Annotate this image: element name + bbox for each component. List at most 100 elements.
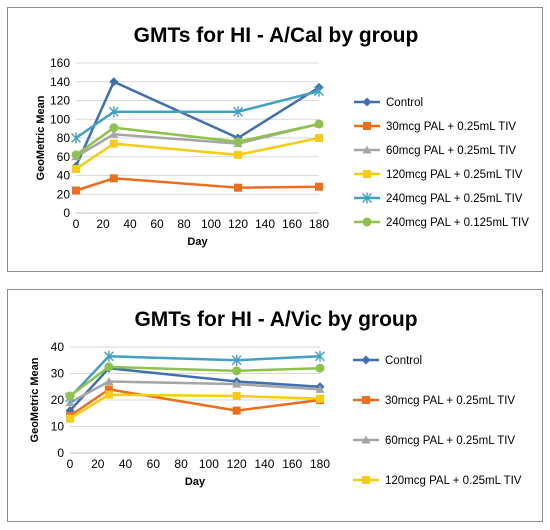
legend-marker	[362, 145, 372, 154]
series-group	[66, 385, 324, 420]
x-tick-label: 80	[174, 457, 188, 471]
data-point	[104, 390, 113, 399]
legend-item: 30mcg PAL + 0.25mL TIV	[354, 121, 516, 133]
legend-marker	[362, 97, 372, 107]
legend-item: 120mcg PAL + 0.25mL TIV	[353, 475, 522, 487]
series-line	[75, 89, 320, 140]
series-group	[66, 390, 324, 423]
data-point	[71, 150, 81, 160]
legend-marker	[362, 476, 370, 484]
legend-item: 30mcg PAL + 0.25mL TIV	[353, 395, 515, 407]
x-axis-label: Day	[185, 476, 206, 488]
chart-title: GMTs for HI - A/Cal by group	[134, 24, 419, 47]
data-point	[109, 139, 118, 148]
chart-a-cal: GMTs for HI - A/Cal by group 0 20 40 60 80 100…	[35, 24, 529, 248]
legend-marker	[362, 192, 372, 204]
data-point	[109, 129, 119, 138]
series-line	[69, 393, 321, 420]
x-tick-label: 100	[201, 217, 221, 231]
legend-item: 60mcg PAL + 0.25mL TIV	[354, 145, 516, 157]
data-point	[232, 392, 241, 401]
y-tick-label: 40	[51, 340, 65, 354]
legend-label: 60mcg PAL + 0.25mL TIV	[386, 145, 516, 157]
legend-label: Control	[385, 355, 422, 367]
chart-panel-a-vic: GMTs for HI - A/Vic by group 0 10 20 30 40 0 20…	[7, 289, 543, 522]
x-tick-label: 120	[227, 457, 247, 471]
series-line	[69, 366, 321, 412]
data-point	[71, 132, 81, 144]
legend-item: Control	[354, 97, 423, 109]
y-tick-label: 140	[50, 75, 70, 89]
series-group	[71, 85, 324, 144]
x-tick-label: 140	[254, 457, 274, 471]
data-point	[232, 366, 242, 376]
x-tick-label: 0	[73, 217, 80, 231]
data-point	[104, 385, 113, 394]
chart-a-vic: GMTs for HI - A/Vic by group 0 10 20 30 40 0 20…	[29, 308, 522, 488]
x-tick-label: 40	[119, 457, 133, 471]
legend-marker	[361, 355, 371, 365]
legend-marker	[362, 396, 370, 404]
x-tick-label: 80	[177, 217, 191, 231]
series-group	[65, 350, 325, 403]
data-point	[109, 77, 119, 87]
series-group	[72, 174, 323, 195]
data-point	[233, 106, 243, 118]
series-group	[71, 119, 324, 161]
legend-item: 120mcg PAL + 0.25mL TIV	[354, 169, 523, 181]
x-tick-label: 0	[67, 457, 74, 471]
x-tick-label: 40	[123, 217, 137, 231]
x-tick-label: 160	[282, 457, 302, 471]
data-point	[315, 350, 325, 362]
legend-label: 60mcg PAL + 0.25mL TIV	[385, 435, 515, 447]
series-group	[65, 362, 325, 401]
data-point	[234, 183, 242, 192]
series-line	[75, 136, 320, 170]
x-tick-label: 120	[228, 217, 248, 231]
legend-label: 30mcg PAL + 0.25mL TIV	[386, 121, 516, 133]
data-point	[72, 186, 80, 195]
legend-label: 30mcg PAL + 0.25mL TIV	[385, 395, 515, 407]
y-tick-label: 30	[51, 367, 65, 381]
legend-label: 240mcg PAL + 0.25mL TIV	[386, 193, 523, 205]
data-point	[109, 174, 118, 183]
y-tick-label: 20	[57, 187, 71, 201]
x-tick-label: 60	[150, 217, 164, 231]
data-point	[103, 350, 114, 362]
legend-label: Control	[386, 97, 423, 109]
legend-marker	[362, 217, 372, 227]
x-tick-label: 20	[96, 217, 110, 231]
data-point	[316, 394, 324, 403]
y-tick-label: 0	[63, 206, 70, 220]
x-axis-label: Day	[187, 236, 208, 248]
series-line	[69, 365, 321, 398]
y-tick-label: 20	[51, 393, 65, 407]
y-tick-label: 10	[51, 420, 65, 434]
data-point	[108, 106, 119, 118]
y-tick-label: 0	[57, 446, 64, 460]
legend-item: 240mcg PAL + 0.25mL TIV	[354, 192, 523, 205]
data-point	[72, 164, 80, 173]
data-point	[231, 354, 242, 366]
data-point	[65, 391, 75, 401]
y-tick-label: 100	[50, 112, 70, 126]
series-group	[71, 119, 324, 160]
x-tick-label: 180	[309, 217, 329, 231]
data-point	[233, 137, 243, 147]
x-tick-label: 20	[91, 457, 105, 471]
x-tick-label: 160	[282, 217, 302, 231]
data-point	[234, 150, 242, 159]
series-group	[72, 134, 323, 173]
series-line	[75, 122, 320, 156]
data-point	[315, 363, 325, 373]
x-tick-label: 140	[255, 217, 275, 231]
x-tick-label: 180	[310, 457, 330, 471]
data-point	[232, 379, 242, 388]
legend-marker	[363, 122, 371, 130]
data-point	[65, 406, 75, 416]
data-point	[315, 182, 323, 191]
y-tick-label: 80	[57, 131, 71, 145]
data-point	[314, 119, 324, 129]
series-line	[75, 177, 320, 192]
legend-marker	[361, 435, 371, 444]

(SHORT EXERCISE): Extract from the listing above, character for character, every line starting at the one containing "145, 372, 154]" and ending at the one containing "393, 321, 420]", both included.

(SOLUTION FOR THIS PROBLEM):
legend-marker	[362, 145, 372, 154]
series-group	[66, 385, 324, 420]
x-tick-label: 80	[174, 457, 188, 471]
data-point	[104, 390, 113, 399]
legend-item: 30mcg PAL + 0.25mL TIV	[354, 121, 516, 133]
legend-marker	[362, 97, 372, 107]
legend-item: 120mcg PAL + 0.25mL TIV	[353, 475, 522, 487]
series-line	[75, 89, 320, 140]
series-group	[66, 390, 324, 423]
data-point	[71, 150, 81, 160]
legend-marker	[362, 476, 370, 484]
legend-item: 30mcg PAL + 0.25mL TIV	[353, 395, 515, 407]
x-axis-label: Day	[185, 476, 206, 488]
chart-title: GMTs for HI - A/Cal by group	[134, 24, 419, 47]
data-point	[109, 139, 118, 148]
chart-a-cal: GMTs for HI - A/Cal by group 0 20 40 60 80 100…	[35, 24, 529, 248]
legend-marker	[362, 192, 372, 204]
data-point	[109, 129, 119, 138]
series-line	[69, 393, 321, 420]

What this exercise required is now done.